**What is expected:**
Go through the material and pull out every line with the string "letters" in it.

**Provided records:**
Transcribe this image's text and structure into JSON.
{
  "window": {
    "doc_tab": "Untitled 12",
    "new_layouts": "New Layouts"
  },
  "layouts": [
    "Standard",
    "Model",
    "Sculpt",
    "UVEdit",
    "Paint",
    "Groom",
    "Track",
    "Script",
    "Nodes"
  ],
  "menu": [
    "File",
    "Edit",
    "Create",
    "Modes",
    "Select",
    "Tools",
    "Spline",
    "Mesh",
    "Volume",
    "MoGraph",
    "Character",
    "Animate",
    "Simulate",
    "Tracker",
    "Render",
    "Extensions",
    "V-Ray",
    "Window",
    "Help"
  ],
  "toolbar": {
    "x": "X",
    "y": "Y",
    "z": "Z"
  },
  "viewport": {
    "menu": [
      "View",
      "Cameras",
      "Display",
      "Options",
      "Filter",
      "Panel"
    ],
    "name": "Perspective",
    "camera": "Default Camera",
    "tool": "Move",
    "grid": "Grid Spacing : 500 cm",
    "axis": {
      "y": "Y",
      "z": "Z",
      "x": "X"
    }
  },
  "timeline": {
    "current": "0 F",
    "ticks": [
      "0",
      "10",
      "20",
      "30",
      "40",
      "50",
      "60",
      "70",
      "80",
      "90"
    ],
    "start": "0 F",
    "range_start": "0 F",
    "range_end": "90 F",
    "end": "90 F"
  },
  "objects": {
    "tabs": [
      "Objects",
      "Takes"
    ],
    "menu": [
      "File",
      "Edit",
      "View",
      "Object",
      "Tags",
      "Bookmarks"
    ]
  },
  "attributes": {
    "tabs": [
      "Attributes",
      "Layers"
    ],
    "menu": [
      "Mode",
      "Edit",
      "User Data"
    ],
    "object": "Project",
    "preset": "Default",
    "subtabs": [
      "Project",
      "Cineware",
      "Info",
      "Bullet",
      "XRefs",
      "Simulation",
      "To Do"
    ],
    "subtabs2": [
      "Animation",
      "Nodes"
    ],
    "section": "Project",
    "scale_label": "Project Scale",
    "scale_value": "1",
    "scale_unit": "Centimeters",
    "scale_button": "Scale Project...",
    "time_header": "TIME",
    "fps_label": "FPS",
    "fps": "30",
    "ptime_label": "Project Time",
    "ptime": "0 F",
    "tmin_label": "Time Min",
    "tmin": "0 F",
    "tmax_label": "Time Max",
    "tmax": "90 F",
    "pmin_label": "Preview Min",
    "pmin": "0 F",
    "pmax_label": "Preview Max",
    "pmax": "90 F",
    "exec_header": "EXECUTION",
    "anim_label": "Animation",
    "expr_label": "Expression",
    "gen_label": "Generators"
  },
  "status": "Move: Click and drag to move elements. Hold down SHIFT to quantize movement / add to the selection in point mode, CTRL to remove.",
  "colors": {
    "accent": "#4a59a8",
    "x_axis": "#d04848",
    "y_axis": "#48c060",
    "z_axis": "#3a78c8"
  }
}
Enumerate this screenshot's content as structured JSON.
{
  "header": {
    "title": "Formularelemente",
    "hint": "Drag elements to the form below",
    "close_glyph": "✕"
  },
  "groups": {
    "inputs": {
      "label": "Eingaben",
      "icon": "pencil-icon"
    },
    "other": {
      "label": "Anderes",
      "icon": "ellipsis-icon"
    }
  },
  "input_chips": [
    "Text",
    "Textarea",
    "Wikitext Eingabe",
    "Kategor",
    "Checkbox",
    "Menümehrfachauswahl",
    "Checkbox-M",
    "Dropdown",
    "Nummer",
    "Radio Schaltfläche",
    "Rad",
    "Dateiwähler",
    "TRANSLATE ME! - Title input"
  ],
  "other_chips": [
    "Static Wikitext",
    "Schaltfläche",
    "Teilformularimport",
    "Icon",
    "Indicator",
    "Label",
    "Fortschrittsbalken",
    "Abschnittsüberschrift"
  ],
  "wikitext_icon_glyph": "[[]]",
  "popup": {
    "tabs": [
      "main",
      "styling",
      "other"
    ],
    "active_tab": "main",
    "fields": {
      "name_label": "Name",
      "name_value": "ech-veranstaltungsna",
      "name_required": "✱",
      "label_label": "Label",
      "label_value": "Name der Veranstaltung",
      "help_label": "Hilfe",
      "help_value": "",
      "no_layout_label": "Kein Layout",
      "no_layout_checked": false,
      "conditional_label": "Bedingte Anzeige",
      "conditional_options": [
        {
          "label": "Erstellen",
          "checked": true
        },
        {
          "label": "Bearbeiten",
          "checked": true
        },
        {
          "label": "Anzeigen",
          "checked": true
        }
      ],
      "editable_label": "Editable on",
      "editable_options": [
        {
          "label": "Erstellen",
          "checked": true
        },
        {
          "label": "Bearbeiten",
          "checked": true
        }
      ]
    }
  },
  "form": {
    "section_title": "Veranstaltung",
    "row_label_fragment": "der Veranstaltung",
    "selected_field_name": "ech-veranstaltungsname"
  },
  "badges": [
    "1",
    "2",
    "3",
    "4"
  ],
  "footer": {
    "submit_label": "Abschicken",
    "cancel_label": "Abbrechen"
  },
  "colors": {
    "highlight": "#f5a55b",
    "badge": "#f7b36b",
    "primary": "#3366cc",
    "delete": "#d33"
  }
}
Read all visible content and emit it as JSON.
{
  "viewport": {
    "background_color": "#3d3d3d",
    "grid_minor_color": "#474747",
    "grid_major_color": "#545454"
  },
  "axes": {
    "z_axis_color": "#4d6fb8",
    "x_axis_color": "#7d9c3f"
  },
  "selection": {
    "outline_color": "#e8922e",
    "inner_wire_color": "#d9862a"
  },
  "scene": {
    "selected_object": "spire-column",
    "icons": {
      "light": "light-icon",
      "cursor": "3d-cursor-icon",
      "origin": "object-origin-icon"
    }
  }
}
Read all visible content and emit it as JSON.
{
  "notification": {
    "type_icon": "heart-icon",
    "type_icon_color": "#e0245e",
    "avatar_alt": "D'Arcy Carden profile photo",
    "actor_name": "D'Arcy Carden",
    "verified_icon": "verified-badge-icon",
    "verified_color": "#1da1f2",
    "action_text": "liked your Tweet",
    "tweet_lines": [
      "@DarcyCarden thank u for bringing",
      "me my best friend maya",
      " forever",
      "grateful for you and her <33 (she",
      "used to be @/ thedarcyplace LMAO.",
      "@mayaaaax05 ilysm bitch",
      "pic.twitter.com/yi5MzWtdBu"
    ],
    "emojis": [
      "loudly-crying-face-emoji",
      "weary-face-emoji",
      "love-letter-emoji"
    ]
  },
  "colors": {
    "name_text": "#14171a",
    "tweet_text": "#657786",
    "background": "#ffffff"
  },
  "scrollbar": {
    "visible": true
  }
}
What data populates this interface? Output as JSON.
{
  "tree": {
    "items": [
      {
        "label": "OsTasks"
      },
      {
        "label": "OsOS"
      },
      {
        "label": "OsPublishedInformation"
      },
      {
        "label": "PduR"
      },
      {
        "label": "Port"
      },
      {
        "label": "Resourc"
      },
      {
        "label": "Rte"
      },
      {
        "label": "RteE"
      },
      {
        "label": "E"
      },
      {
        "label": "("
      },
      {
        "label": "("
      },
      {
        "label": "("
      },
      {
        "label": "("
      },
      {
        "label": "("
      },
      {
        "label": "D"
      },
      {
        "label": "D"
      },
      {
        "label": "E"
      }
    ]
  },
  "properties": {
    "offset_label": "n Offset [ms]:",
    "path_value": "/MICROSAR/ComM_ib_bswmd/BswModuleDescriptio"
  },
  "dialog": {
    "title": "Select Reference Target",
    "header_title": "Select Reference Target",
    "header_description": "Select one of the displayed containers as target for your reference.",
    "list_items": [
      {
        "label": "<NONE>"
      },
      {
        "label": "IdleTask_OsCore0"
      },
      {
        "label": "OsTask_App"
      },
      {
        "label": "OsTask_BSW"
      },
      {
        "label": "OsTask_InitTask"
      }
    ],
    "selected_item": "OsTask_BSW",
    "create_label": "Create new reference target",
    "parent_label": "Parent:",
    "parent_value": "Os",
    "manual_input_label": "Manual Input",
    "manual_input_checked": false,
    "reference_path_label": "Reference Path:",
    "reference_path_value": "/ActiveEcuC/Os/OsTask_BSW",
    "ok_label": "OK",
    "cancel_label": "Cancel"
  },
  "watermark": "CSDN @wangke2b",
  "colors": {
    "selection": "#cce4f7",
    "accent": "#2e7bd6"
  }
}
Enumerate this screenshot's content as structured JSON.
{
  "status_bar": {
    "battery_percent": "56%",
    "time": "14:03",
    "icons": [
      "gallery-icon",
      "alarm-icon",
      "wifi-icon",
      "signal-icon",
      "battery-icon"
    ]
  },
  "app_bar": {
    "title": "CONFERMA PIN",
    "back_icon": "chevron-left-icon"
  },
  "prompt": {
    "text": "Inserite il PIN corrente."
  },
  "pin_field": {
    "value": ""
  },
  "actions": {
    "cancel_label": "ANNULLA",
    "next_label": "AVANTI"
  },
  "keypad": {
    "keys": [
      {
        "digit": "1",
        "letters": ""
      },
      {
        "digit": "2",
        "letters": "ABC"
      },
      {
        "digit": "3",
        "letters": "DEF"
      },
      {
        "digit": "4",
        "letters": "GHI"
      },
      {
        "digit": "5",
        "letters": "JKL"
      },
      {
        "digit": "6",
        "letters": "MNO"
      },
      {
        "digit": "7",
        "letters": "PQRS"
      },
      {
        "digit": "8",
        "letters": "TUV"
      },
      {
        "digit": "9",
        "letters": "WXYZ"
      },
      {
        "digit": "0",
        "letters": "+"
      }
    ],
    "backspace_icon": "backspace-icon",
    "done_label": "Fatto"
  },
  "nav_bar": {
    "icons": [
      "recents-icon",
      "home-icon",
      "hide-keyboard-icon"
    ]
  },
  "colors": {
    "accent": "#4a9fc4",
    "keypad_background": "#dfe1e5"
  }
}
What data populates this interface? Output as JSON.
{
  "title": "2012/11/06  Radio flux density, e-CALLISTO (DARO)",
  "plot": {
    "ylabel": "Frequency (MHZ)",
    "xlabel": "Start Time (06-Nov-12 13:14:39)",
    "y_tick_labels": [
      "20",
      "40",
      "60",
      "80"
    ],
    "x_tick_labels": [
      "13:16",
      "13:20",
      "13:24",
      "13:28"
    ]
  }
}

**Result of this task:**
        "letters": ""
        "letters": "ABC"
        "letters": "DEF"
        "letters": "GHI"
        "letters": "JKL"
        "letters": "MNO"
        "letters": "PQRS"
        "letters": "TUV"
        "letters": "WXYZ"
        "letters": "+"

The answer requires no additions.